*DO THIS*
Search the records below for the word "document" and show every line where it occurs.

----------

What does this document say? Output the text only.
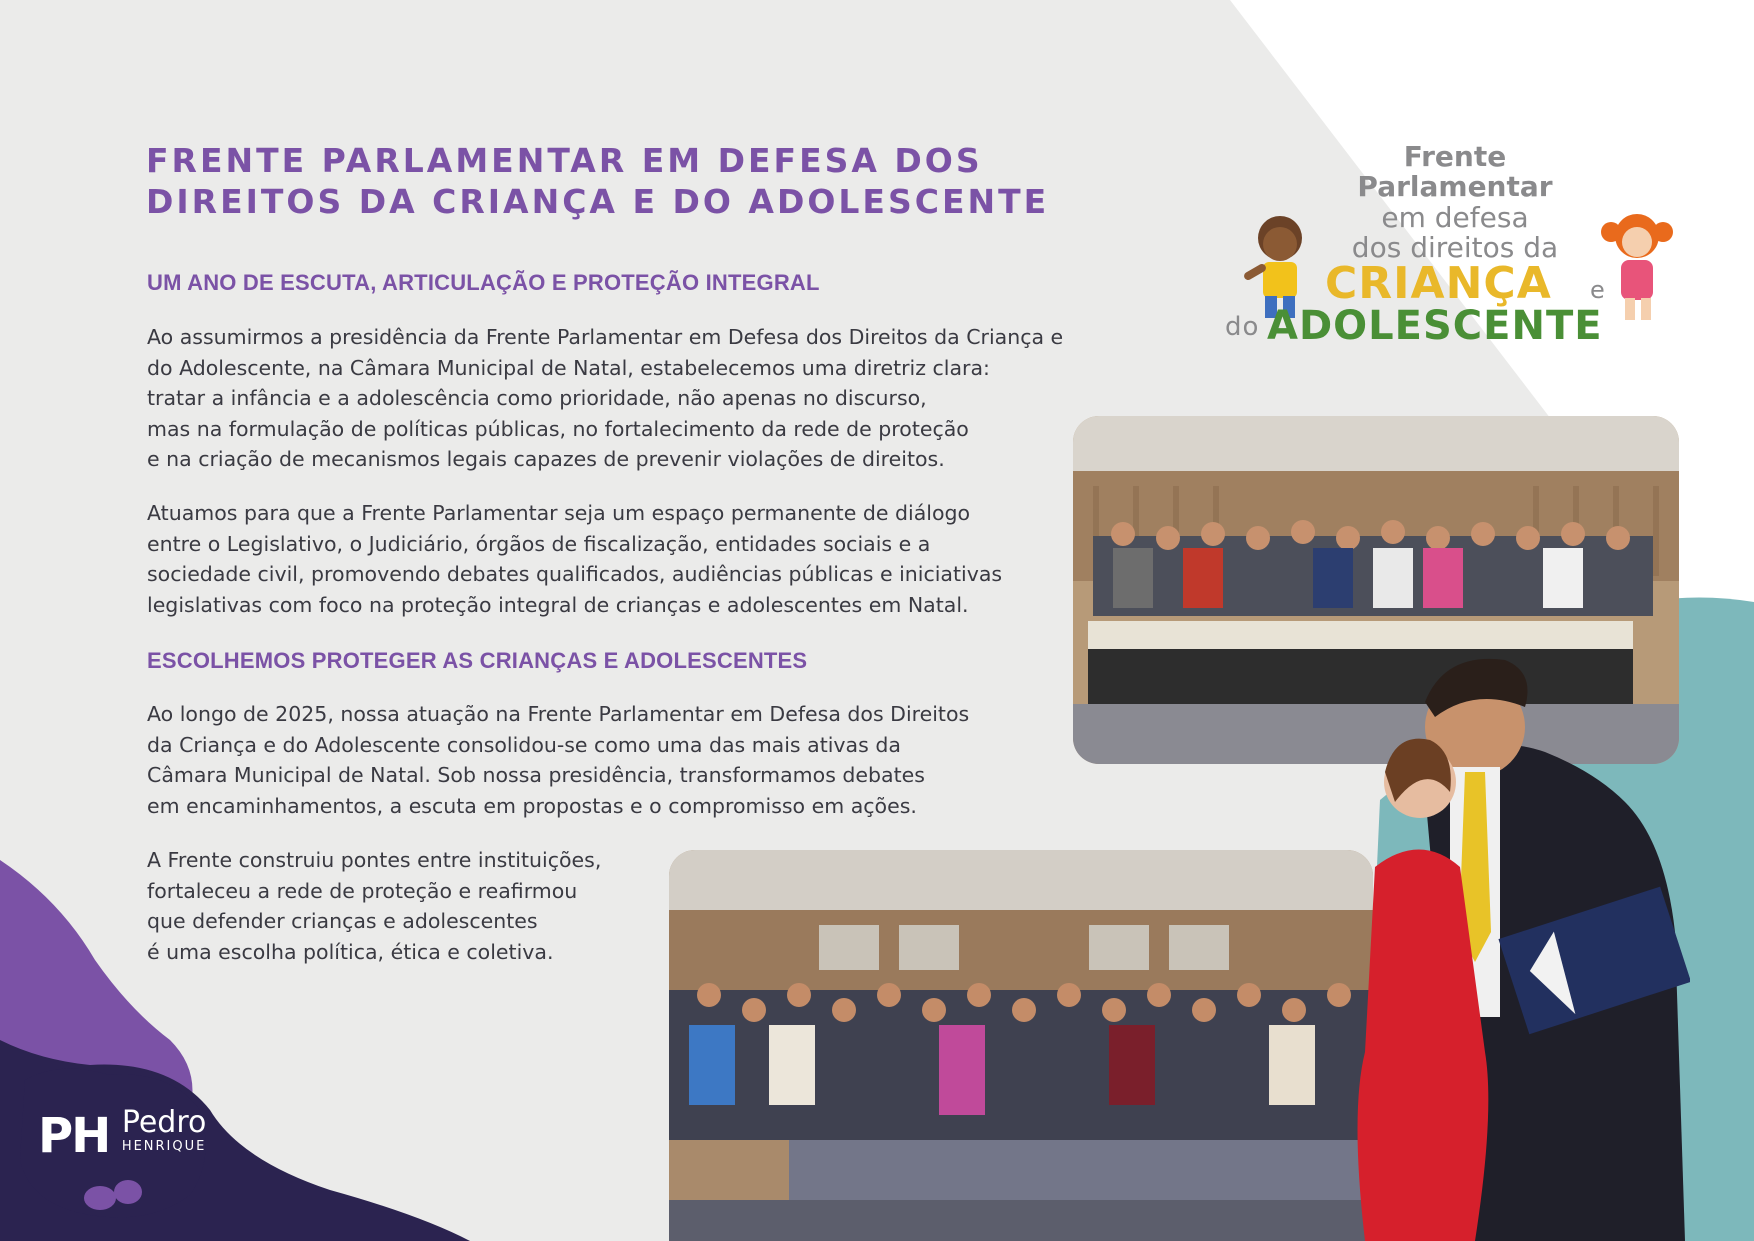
FRENTE PARLAMENTAR EM DEFESA DOS
DIREITOS DA CRIANÇA E DO ADOLESCENTE
UM ANO DE ESCUTA, ARTICULAÇÃO E PROTEÇÃO INTEGRAL

Ao assumirmos a presidência da Frente Parlamentar em Defesa dos Direitos da Criança e
do Adolescente, na Câmara Municipal de Natal, estabelecemos uma diretriz clara:
tratar a infância e a adolescência como prioridade, não apenas no discurso,
mas na formulação de políticas públicas, no fortalecimento da rede de proteção
e na criação de mecanismos legais capazes de prevenir violações de direitos.

Atuamos para que a Frente Parlamentar seja um espaço permanente de diálogo
entre o Legislativo, o Judiciário, órgãos de fiscalização, entidades sociais e a
sociedade civil, promovendo debates qualificados, audiências públicas e iniciativas
legislativas com foco na proteção integral de crianças e adolescentes em Natal.

ESCOLHEMOS PROTEGER AS CRIANÇAS E ADOLESCENTES

Ao longo de 2025, nossa atuação na Frente Parlamentar em Defesa dos Direitos
da Criança e do Adolescente consolidou-se como uma das mais ativas da
Câmara Municipal de Natal. Sob nossa presidência, transformamos debates
em encaminhamentos, a escuta em propostas e o compromisso em ações.

A Frente construiu pontes entre instituições,
fortaleceu a rede de proteção e reafirmou
que defender crianças e adolescentes
é uma escolha política, ética e coletiva.

Frente

Parlamentar

em defesa

dos direitos da

CRIANÇA e

do ADOLESCENTE

PH Pedro
HENRIQUE
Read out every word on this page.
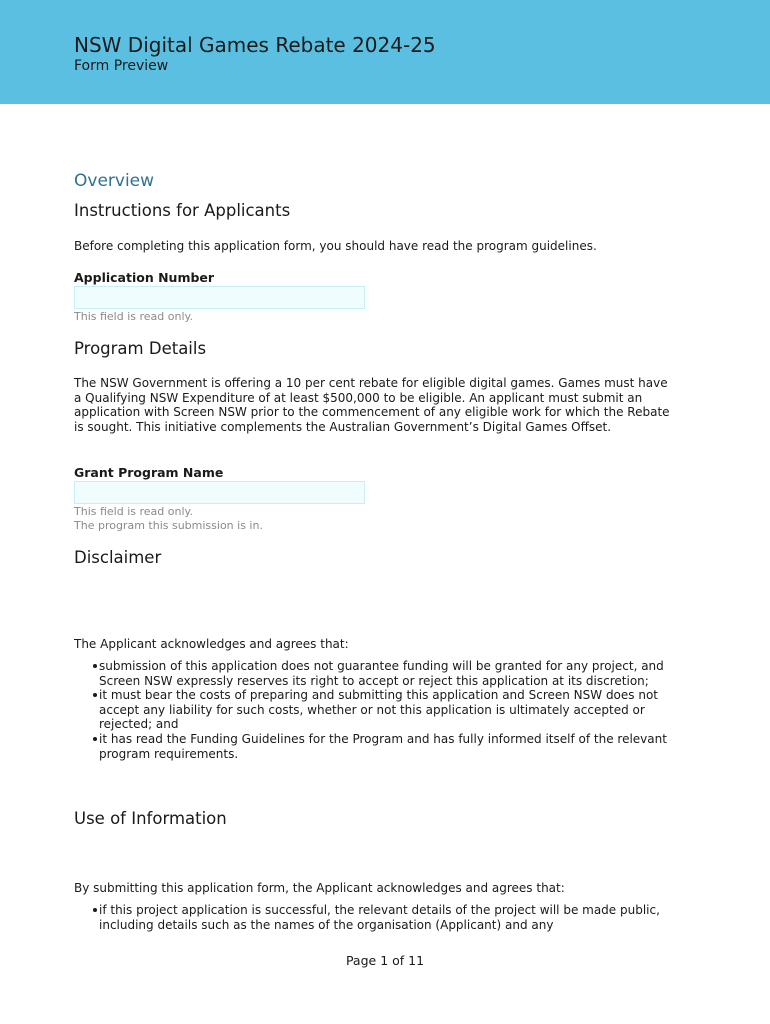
NSW Digital Games Rebate 2024-25
Form Preview
Overview
Instructions for Applicants
Before completing this application form, you should have read the program guidelines.
Application Number
This field is read only.
Program Details
The NSW Government is offering a 10 per cent rebate for eligible digital games. Games must have a Qualifying NSW Expenditure of at least $500,000 to be eligible. An applicant must submit an application with Screen NSW prior to the commencement of any eligible work for which the Rebate is sought. This initiative complements the Australian Government’s Digital Games Offset.
Grant Program Name
This field is read only.
The program this submission is in.
Disclaimer
The Applicant acknowledges and agrees that:
submission of this application does not guarantee funding will be granted for any project, and Screen NSW expressly reserves its right to accept or reject this application at its discretion;
it must bear the costs of preparing and submitting this application and Screen NSW does not accept any liability for such costs, whether or not this application is ultimately accepted or rejected; and
it has read the Funding Guidelines for the Program and has fully informed itself of the relevant program requirements.
Use of Information
By submitting this application form, the Applicant acknowledges and agrees that:
if this project application is successful, the relevant details of the project will be made public, including details such as the names of the organisation (Applicant) and any
Page 1 of 11
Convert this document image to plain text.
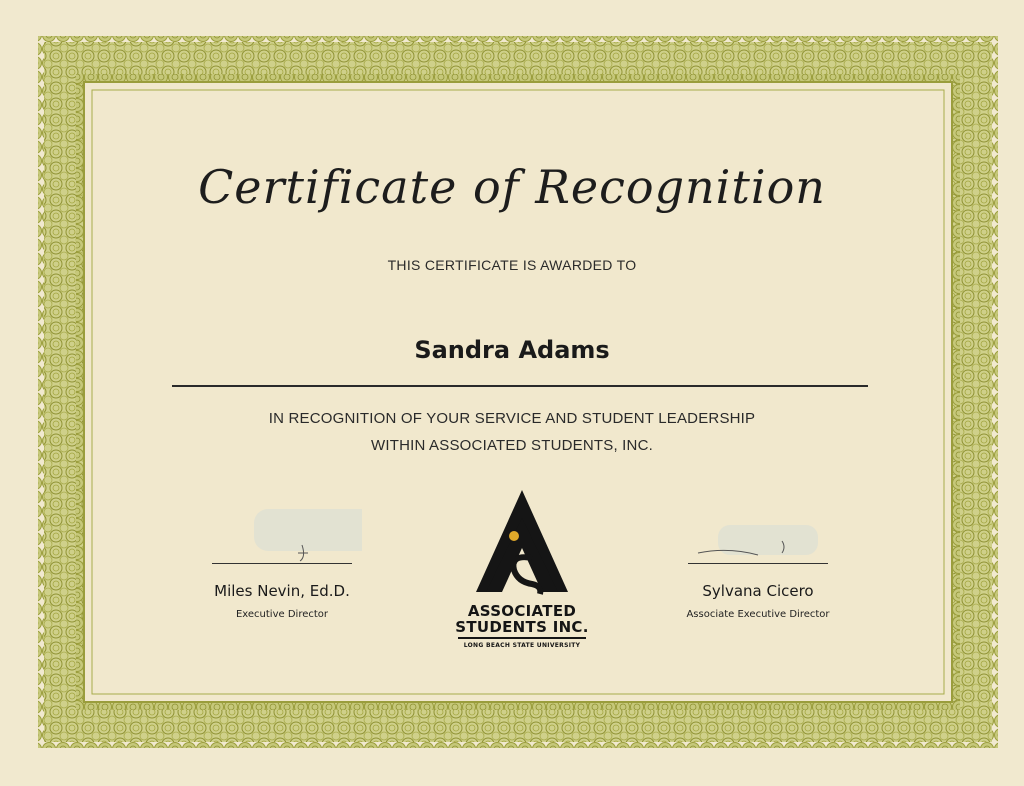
Certificate of Recognition
THIS CERTIFICATE IS AWARDED TO
Sandra Adams
IN RECOGNITION OF YOUR SERVICE AND STUDENT LEADERSHIP
WITHIN ASSOCIATED STUDENTS, INC.
Miles Nevin, Ed.D.
Executive Director	ASSOCIATED
STUDENTS INC.
LONG BEACH STATE UNIVERSITY
Sylvana Cicero
Associate Executive Director
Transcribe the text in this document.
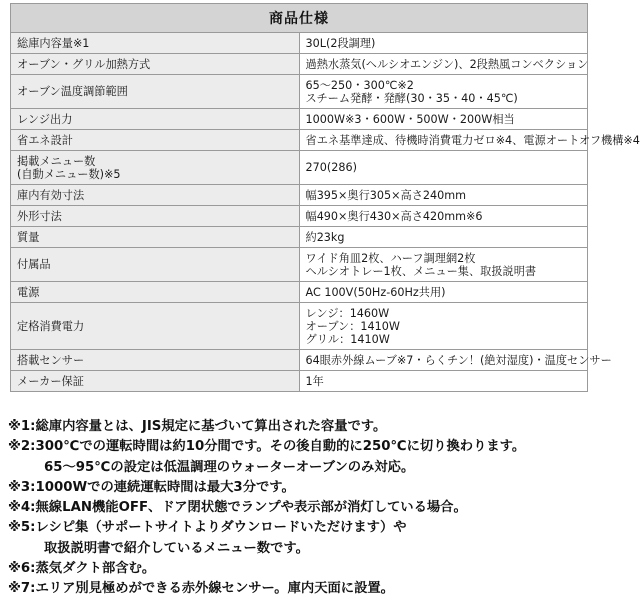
商品仕様	

総庫内容量※1	30L(2段調理)

オーブン・グリル加熱方式	過熱水蒸気(ヘルシオエンジン)、2段熱風コンベクション

オーブン温度調節範囲	65～250・300℃※2
スチーム発酵・発酵(30・35・40・45℃)

レンジ出力	1000W※3・600W・500W・200W相当

省エネ設計	省エネ基準達成、待機時消費電力ゼロ※4、電源オートオフ機構※4

掲載メニュー数
(自動メニュー数)※5	270(286)

庫内有効寸法	幅395×奥行305×高さ240mm

外形寸法	幅490×奥行430×高さ420mm※6

質量	約23kg

付属品	ワイド角皿2枚、ハーフ調理網2枚
ヘルシオトレー1枚、メニュー集、取扱説明書

電源	AC 100V(50Hz-60Hz共用)

定格消費電力	レンジ：1460W
オーブン：1410W
グリル：1410W

搭載センサー	64眼赤外線ムーブ※7・らくチン！(絶対湿度)・温度センサー

メーカー保証	1年
※1:総庫内容量とは、JIS規定に基づいて算出された容量です。
※2:300℃での運転時間は約10分間です。その後自動的に250℃に切り換わります。
65～95℃の設定は低温調理のウォーターオーブンのみ対応。
※3:1000Wでの連続運転時間は最大3分です。
※4:無線LAN機能OFF、ドア閉状態でランプや表示部が消灯している場合。
※5:レシピ集（サポートサイトよりダウンロードいただけます）や
取扱説明書で紹介しているメニュー数です。
※6:蒸気ダクト部含む。
※7:エリア別見極めができる赤外線センサー。庫内天面に設置。
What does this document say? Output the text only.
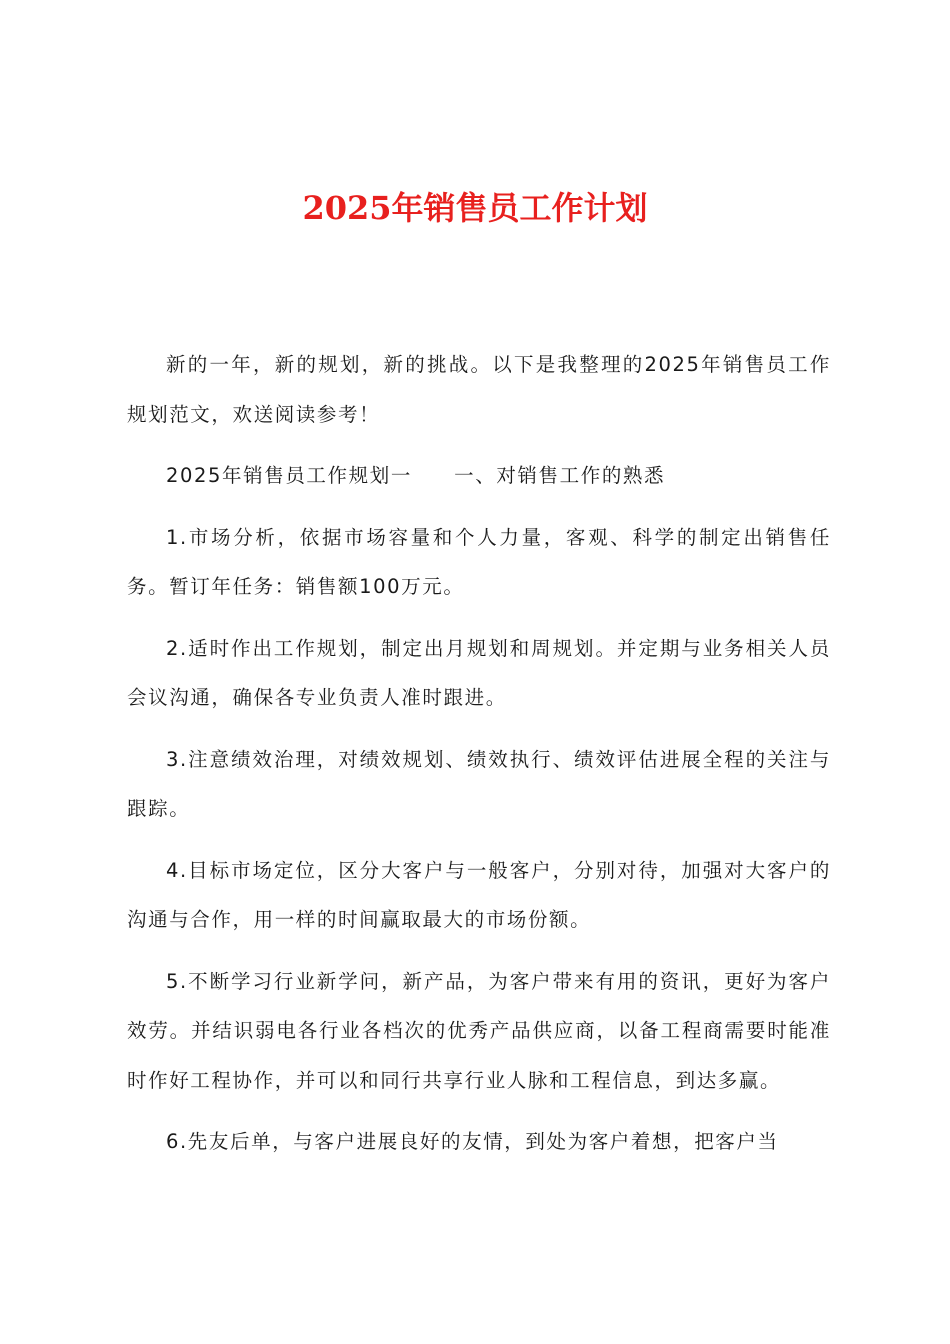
2025年销售员工作计划

新的一年，新的规划，新的挑战。以下是我整理的2025年销售员工作规划范文，欢送阅读参考！

2025年销售员工作规划一　　一、对销售工作的熟悉

1.市场分析，依据市场容量和个人力量，客观、科学的制定出销售任务。暂订年任务：销售额100万元。

2.适时作出工作规划，制定出月规划和周规划。并定期与业务相关人员会议沟通，确保各专业负责人准时跟进。

3.注意绩效治理，对绩效规划、绩效执行、绩效评估进展全程的关注与跟踪。

4.目标市场定位，区分大客户与一般客户，分别对待，加强对大客户的沟通与合作，用一样的时间赢取最大的市场份额。

5.不断学习行业新学问，新产品，为客户带来有用的资讯，更好为客户效劳。并结识弱电各行业各档次的优秀产品供应商，以备工程商需要时能准时作好工程协作，并可以和同行共享行业人脉和工程信息，到达多赢。

6.先友后单，与客户进展良好的友情，到处为客户着想，把客户当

----------

*COMPLETED EXERCISE*
What does this document say? Output the text only.
Convert this document image to plain text.
Transcribe the text in this document.
What does this document say? Output the text only.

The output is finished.